[BEGIN Record list]
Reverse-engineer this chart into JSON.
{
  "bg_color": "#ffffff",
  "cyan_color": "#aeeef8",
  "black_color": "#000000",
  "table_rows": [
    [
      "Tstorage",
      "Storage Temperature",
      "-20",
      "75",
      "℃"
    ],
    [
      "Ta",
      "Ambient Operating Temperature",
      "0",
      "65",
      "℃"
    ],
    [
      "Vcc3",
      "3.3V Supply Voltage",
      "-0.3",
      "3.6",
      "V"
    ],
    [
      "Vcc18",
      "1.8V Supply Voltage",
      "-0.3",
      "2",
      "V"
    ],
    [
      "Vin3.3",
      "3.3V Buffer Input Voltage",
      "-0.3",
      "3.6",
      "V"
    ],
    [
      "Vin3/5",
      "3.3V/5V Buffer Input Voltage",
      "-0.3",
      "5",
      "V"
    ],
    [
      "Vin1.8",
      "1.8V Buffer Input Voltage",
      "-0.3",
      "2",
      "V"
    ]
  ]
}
[END Record list]
Search the material above for "Temperature". Pull out each line where it shows up.

• [Exercise response]
      "Storage Temperature",
      "Ambient Operating Temperature",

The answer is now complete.